= DATA RECORDS =
—————

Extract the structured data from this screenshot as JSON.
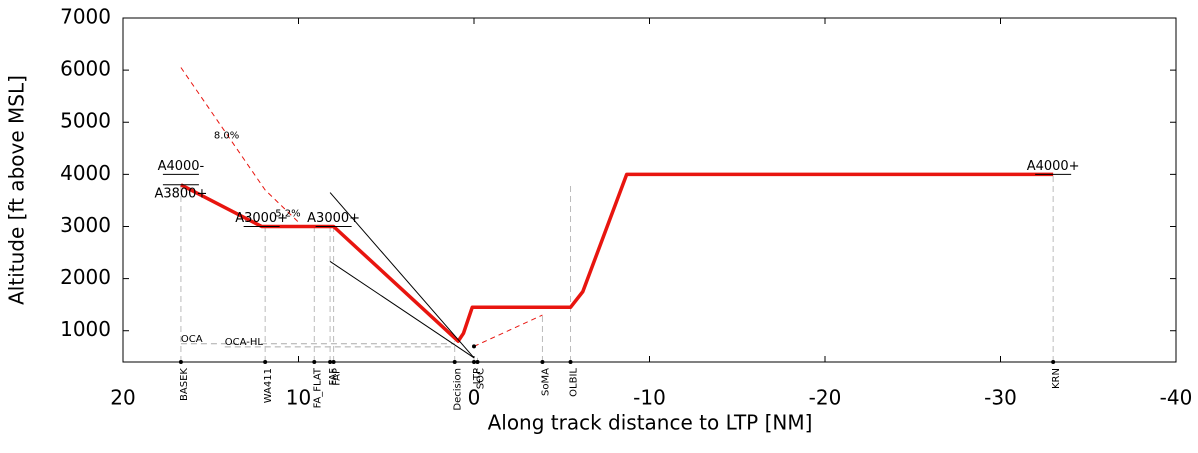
{
  "chart_data": {
    "type": "line",
    "x_label": "Along track distance to LTP [NM]",
    "y_label": "Altitude [ft above MSL]",
    "xlim": [
      20,
      -40
    ],
    "xticks": [
      20,
      10,
      0,
      -10,
      -20,
      -30,
      -40
    ],
    "ylim": [
      400,
      7000
    ],
    "yticks": [
      1000,
      2000,
      3000,
      4000,
      5000,
      6000,
      7000
    ],
    "series": [
      {
        "color": "#e8150f",
        "style": "solid",
        "x": [
          16.7,
          12.1,
          8.0,
          0.9,
          0.6,
          0.1,
          -5.5,
          -6.2,
          -8.7,
          -33.0
        ],
        "values": [
          3800,
          3000,
          3000,
          800,
          950,
          1450,
          1450,
          1750,
          4000,
          4000
        ]
      },
      {
        "color": "#e8150f",
        "style": "dashed",
        "x": [
          16.7,
          11.9,
          9.9
        ],
        "values": [
          6050,
          3700,
          3050
        ]
      },
      {
        "color": "#e8150f",
        "style": "dashed",
        "x": [
          0,
          -3.9
        ],
        "values": [
          700,
          1300
        ]
      },
      {
        "color": "#000000",
        "style": "thin",
        "x": [
          8.2,
          0
        ],
        "values": [
          3650,
          480
        ]
      },
      {
        "color": "#000000",
        "style": "thin",
        "x": [
          8.2,
          0
        ],
        "values": [
          2330,
          480
        ]
      }
    ],
    "waypoints": [
      {
        "label": "BASEK",
        "x": 16.7,
        "top": 3800
      },
      {
        "label": "WA411",
        "x": 11.9,
        "top": 3000
      },
      {
        "label": "FA_FLAT",
        "x": 9.1,
        "top": 3000
      },
      {
        "label": "FAF",
        "x": 8.2,
        "top": 3000
      },
      {
        "label": "FAP",
        "x": 8.0,
        "top": 3000
      },
      {
        "label": "Decision",
        "x": 1.1,
        "top": 800
      },
      {
        "label": "LTP",
        "x": 0,
        "top": 480
      },
      {
        "label": "SOC",
        "x": -0.2,
        "top": 480
      },
      {
        "label": "SoMA",
        "x": -3.9,
        "top": 1300
      },
      {
        "label": "OLBIL",
        "x": -5.5,
        "top": 3850
      },
      {
        "label": "KRN",
        "x": -33.0,
        "top": 4000
      }
    ],
    "constraints": [
      {
        "label": "A4000-",
        "x": 16.7,
        "alt": 4000
      },
      {
        "label": "A3800+",
        "x": 16.7,
        "alt": 3800
      },
      {
        "label": "A3000+",
        "x": 12.1,
        "alt": 3000
      },
      {
        "label": "A3000+",
        "x": 8.0,
        "alt": 3000
      },
      {
        "label": "A4000+",
        "x": -33.0,
        "alt": 4000
      }
    ],
    "oca": [
      {
        "label": "OCA",
        "x": 16.7,
        "alt": 750
      },
      {
        "label": "OCA-HL",
        "x": 14.2,
        "alt": 690
      }
    ],
    "annotations": [
      {
        "text": "8.0%",
        "x": 14.1,
        "y": 4750
      },
      {
        "text": "5.2%",
        "x": 10.6,
        "y": 3250
      }
    ]
  }
}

—————

= GIVEN INSTRUCTION =
Leave the pictures out, and transcribe each of the records exactly.

= THE RESPONSE =
Extract the structured data from this screenshot as JSON.
{
  "chart_data": {
    "type": "line",
    "x_label": "Along track distance to LTP [NM]",
    "y_label": "Altitude [ft above MSL]",
    "xlim": [
      20,
      -40
    ],
    "xticks": [
      20,
      10,
      0,
      -10,
      -20,
      -30,
      -40
    ],
    "ylim": [
      400,
      7000
    ],
    "yticks": [
      1000,
      2000,
      3000,
      4000,
      5000,
      6000,
      7000
    ],
    "series": [
      {
        "color": "#e8150f",
        "style": "solid",
        "x": [
          16.7,
          12.1,
          8.0,
          0.9,
          0.6,
          0.1,
          -5.5,
          -6.2,
          -8.7,
          -33.0
        ],
        "values": [
          3800,
          3000,
          3000,
          800,
          950,
          1450,
          1450,
          1750,
          4000,
          4000
        ]
      },
      {
        "color": "#e8150f",
        "style": "dashed",
        "x": [
          16.7,
          11.9,
          9.9
        ],
        "values": [
          6050,
          3700,
          3050
        ]
      },
      {
        "color": "#e8150f",
        "style": "dashed",
        "x": [
          0,
          -3.9
        ],
        "values": [
          700,
          1300
        ]
      },
      {
        "color": "#000000",
        "style": "thin",
        "x": [
          8.2,
          0
        ],
        "values": [
          3650,
          480
        ]
      },
      {
        "color": "#000000",
        "style": "thin",
        "x": [
          8.2,
          0
        ],
        "values": [
          2330,
          480
        ]
      }
    ],
    "waypoints": [
      {
        "label": "BASEK",
        "x": 16.7,
        "top": 3800
      },
      {
        "label": "WA411",
        "x": 11.9,
        "top": 3000
      },
      {
        "label": "FA_FLAT",
        "x": 9.1,
        "top": 3000
      },
      {
        "label": "FAF",
        "x": 8.2,
        "top": 3000
      },
      {
        "label": "FAP",
        "x": 8.0,
        "top": 3000
      },
      {
        "label": "Decision",
        "x": 1.1,
        "top": 800
      },
      {
        "label": "LTP",
        "x": 0,
        "top": 480
      },
      {
        "label": "SOC",
        "x": -0.2,
        "top": 480
      },
      {
        "label": "SoMA",
        "x": -3.9,
        "top": 1300
      },
      {
        "label": "OLBIL",
        "x": -5.5,
        "top": 3850
      },
      {
        "label": "KRN",
        "x": -33.0,
        "top": 4000
      }
    ],
    "constraints": [
      {
        "label": "A4000-",
        "x": 16.7,
        "alt": 4000
      },
      {
        "label": "A3800+",
        "x": 16.7,
        "alt": 3800
      },
      {
        "label": "A3000+",
        "x": 12.1,
        "alt": 3000
      },
      {
        "label": "A3000+",
        "x": 8.0,
        "alt": 3000
      },
      {
        "label": "A4000+",
        "x": -33.0,
        "alt": 4000
      }
    ],
    "oca": [
      {
        "label": "OCA",
        "x": 16.7,
        "alt": 750
      },
      {
        "label": "OCA-HL",
        "x": 14.2,
        "alt": 690
      }
    ],
    "annotations": [
      {
        "text": "8.0%",
        "x": 14.1,
        "y": 4750
      },
      {
        "text": "5.2%",
        "x": 10.6,
        "y": 3250
      }
    ]
  }
}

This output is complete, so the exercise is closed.